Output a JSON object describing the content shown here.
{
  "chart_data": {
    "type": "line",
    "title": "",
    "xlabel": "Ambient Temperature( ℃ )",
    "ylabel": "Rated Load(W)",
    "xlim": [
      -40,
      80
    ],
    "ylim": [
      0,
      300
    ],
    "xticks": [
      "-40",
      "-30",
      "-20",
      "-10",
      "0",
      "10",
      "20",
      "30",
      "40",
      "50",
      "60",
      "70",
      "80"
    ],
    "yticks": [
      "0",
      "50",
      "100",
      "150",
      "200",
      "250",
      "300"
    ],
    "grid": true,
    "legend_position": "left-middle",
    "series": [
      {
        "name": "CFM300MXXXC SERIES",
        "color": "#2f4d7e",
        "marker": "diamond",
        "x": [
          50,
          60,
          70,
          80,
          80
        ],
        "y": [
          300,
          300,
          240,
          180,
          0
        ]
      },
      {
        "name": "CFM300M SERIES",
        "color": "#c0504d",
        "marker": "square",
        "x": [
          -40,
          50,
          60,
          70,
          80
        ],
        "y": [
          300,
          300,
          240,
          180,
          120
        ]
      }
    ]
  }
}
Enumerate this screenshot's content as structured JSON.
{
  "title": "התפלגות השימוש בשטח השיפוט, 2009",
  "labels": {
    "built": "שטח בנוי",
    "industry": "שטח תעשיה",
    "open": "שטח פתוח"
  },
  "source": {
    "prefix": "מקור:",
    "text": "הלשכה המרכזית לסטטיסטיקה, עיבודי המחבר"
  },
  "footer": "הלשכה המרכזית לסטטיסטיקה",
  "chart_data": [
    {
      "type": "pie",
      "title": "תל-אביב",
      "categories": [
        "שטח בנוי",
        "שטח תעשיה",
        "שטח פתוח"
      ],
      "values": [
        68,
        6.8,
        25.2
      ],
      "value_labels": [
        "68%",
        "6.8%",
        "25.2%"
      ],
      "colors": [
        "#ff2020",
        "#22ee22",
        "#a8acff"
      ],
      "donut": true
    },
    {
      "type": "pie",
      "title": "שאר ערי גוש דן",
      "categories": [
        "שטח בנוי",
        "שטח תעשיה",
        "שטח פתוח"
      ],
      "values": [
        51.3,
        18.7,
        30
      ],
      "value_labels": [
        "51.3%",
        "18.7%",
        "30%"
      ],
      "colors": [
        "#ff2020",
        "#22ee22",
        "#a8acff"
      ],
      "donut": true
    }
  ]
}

## Aim of the exercise
Copy out all the entries shown above, character for character.

## Answer for the task
Output a JSON object describing the content shown here.
{
  "chart_data": {
    "type": "line",
    "title": "",
    "xlabel": "Ambient Temperature( ℃ )",
    "ylabel": "Rated Load(W)",
    "xlim": [
      -40,
      80
    ],
    "ylim": [
      0,
      300
    ],
    "xticks": [
      "-40",
      "-30",
      "-20",
      "-10",
      "0",
      "10",
      "20",
      "30",
      "40",
      "50",
      "60",
      "70",
      "80"
    ],
    "yticks": [
      "0",
      "50",
      "100",
      "150",
      "200",
      "250",
      "300"
    ],
    "grid": true,
    "legend_position": "left-middle",
    "series": [
      {
        "name": "CFM300MXXXC SERIES",
        "color": "#2f4d7e",
        "marker": "diamond",
        "x": [
          50,
          60,
          70,
          80,
          80
        ],
        "y": [
          300,
          300,
          240,
          180,
          0
        ]
      },
      {
        "name": "CFM300M SERIES",
        "color": "#c0504d",
        "marker": "square",
        "x": [
          -40,
          50,
          60,
          70,
          80
        ],
        "y": [
          300,
          300,
          240,
          180,
          120
        ]
      }
    ]
  }
}
Enumerate this screenshot's content as structured JSON.
{
  "title": "התפלגות השימוש בשטח השיפוט, 2009",
  "labels": {
    "built": "שטח בנוי",
    "industry": "שטח תעשיה",
    "open": "שטח פתוח"
  },
  "source": {
    "prefix": "מקור:",
    "text": "הלשכה המרכזית לסטטיסטיקה, עיבודי המחבר"
  },
  "footer": "הלשכה המרכזית לסטטיסטיקה",
  "chart_data": [
    {
      "type": "pie",
      "title": "תל-אביב",
      "categories": [
        "שטח בנוי",
        "שטח תעשיה",
        "שטח פתוח"
      ],
      "values": [
        68,
        6.8,
        25.2
      ],
      "value_labels": [
        "68%",
        "6.8%",
        "25.2%"
      ],
      "colors": [
        "#ff2020",
        "#22ee22",
        "#a8acff"
      ],
      "donut": true
    },
    {
      "type": "pie",
      "title": "שאר ערי גוש דן",
      "categories": [
        "שטח בנוי",
        "שטח תעשיה",
        "שטח פתוח"
      ],
      "values": [
        51.3,
        18.7,
        30
      ],
      "value_labels": [
        "51.3%",
        "18.7%",
        "30%"
      ],
      "colors": [
        "#ff2020",
        "#22ee22",
        "#a8acff"
      ],
      "donut": true
    }
  ]
}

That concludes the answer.